Exercise
Among the lines below, count those with "الكبير". Give the total alone.

Collection entries
— Begin —

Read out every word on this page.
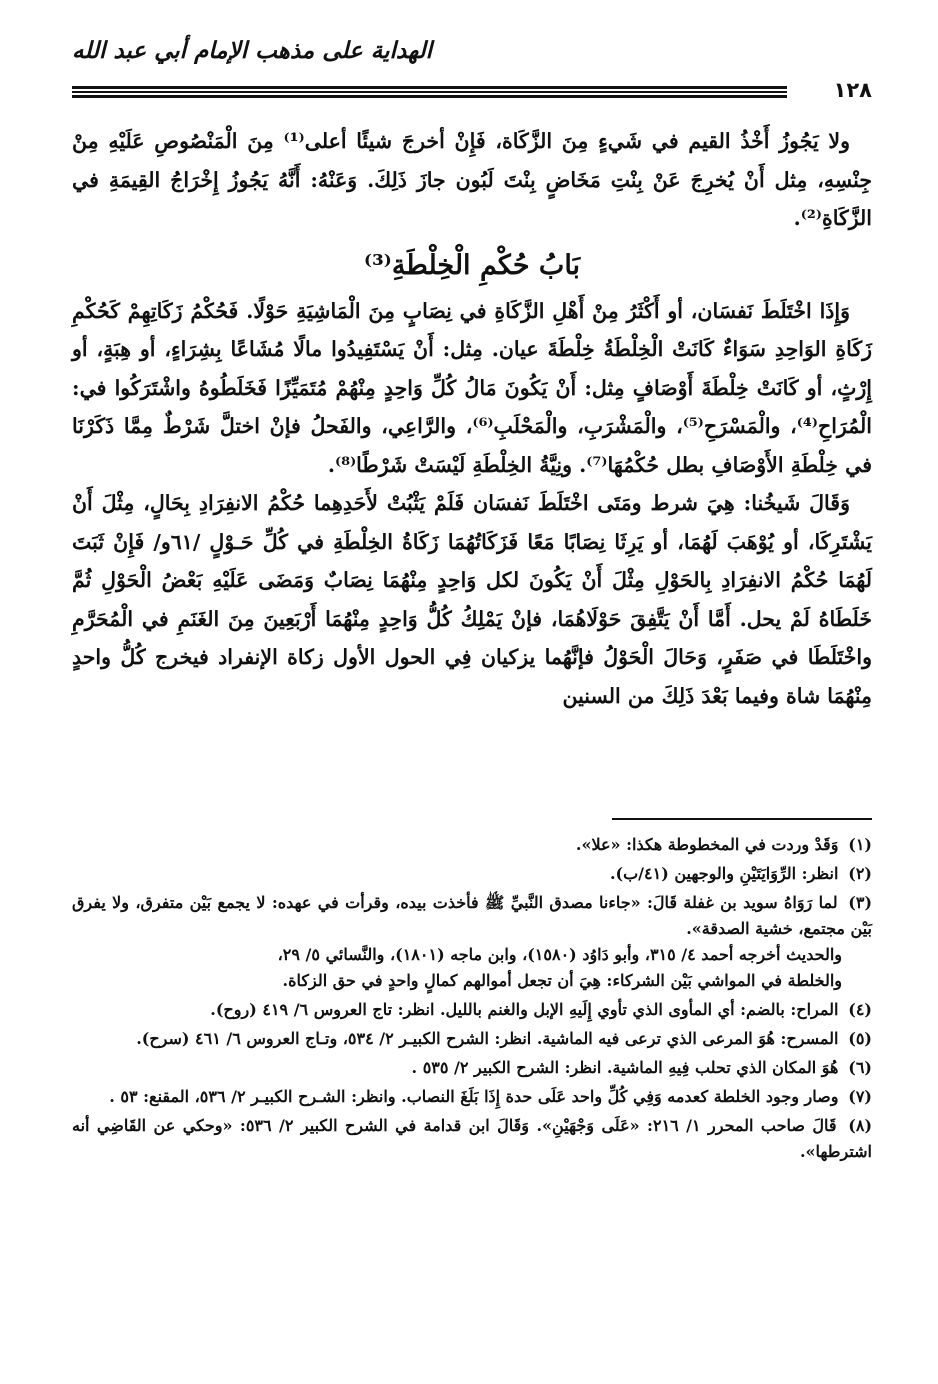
الهداية على مذهب الإمام أبي عبد الله
١٢٨

ولا يَجُوزُ أَخْذُ القيم في شَيءٍ مِنَ الزَّكَاة، فَإِنْ أخرجَ شيئًا أعلى⁽¹⁾ مِنَ الْمَنْصُوصِ عَلَيْهِ مِنْ جِنْسِهِ، مِثل أَنْ يُخرِجَ عَنْ بِنْتِ مَخَاضٍ بِنْتَ لَبُون جازَ ذَلِكَ. وَعَنْهُ: أَنَّهُ يَجُوزُ إِخْرَاجُ القِيمَةِ في الزَّكَاةِ⁽²⁾.

بَابُ حُكْمِ الْخِلْطَةِ⁽³⁾

وَإِذَا اخْتَلَطَ نَفسَان، أو أَكْثَرُ مِنْ أَهْلِ الزَّكَاةِ في نِصَابٍ مِنَ الْمَاشِيَةِ حَوْلًا. فَحُكْمُ زَكَاتِهِمْ كَحُكْمِ زَكَاةِ الوَاحِدِ سَوَاءٌ كَانَتْ الْخِلْطَةُ خِلْطَةَ عيان. مِثل: أَنْ يَسْتَفِيدُوا مالًا مُشَاعًا بِشِرَاءٍ، أو هِبَةٍ، أو إِرْثٍ، أو كَانَتْ خِلْطَةَ أَوْصَافٍ مِثل: أَنْ يَكُونَ مَالُ كُلِّ وَاحِدٍ مِنْهُمْ مُتَمَيِّزًا فَخَلَطُوهُ واشْتَرَكُوا في: الْمُرَاحِ⁽⁴⁾، والْمَسْرَحِ⁽⁵⁾، والْمَشْرَبِ، والْمَحْلَبِ⁽⁶⁾، والرَّاعِي، والفَحلُ فإنْ اختلَّ شَرْطٌ مِمَّا ذَكَرْنَا في خِلْطَةِ الأَوْصَافِ بطل حُكْمُهَا⁽⁷⁾. ونِيَّةُ الخِلْطَةِ لَيْسَتْ شَرْطًا⁽⁸⁾.

وَقَالَ شَيخُنا: هِيَ شرط ومَتَى اخْتَلَطَ نَفسَان فَلَمْ يَثْبُتْ لأَحَدِهِما حُكْمُ الانفِرَادِ بِحَالٍ، مِثْلَ أَنْ يَشْتَرِكَا، أو يُوْهَبَ لَهُمَا، أو يَرِثَا نِصَابًا مَعًا فَزَكَاتُهُمَا زَكَاةُ الخِلْطَةِ في كُلِّ حَـوْلٍ /٦١و/ فَإِنْ ثَبَتَ لَهُمَا حُكْمُ الانفِرَادِ بِالحَوْلِ مِثْلَ أَنْ يَكُونَ لكل وَاحِدٍ مِنْهُمَا نِصَابٌ وَمَضَى عَلَيْهِ بَعْضُ الْحَوْلِ ثُمَّ خَلَطَاهُ لَمْ يحل. أَمَّا أَنْ يَتَّفِقَ حَوْلَاهُمَا، فإنْ يَمْلِكُ كُلُّ وَاحِدٍ مِنْهُمَا أَرْبَعِينَ مِنَ الغَنَمِ في الْمُحَرَّمِ واخْتَلَطَا في صَفَرٍ، وَحَالَ الْحَوْلُ فإنَّهُما يزكيان فِي الحول الأول زكاة الإنفراد فيخرج كُلُّ واحدٍ مِنْهُمَا شاة وفيما بَعْدَ ذَلِكَ من السنين

(١) وَقَدْ وردت في المخطوطة هكذا: «علا».

(٢) انظر: الرِّوَايَتَيْنِ والوجهين (٤١/ب).

(٣) لما رَوَاهُ سويد بن غفلة قَالَ: «جاءنا مصدق النَّبيِّ ﷺ فأخذت بيده، وقرأت في عهده: لا يجمع بَيْن متفرق، ولا يفرق بَيْن مجتمع، خشية الصدقة».
والحديث أخرجه أحمد ٤/ ٣١٥، وأبو دَاوُد (١٥٨٠)، وابن ماجه (١٨٠١)، والنَّسائي ٥/ ٢٩،
والخلطة في المواشي بَيْن الشركاء: هِيَ أن تجعل أموالهم كمالٍ واحدٍ في حق الزكاة.

(٤) المراح: بالضم: أي المأوى الذي تأوي إِلَيهِ الإبل والغنم بالليل. انظر: تاج العروس ٦/ ٤١٩ (روح).

(٥) المسرح: هُوَ المرعى الذي ترعى فيه الماشية. انظر: الشرح الكبيـر ٢/ ٥٣٤، وتـاج العروس ٦/ ٤٦١ (سرح).

(٦) هُوَ المكان الذي تحلب فِيهِ الماشية. انظر: الشرح الكبير ٢/ ٥٣٥ .

(٧) وصار وجود الخلطة كعدمه وَفِي كُلِّ واحد عَلَى حدة إِذَا بَلَغَ النصاب. وانظر: الشـرح الكبيـر ٢/ ٥٣٦، المقنع: ٥٣ .

(٨) قَالَ صاحب المحرر ١/ ٢١٦: «عَلَى وَجْهَيْنِ». وَقَالَ ابن قدامة في الشرح الكبير ٢/ ٥٣٦: «وحكي عن القَاضِي أنه اشترطها».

— End —

Exercise solution
2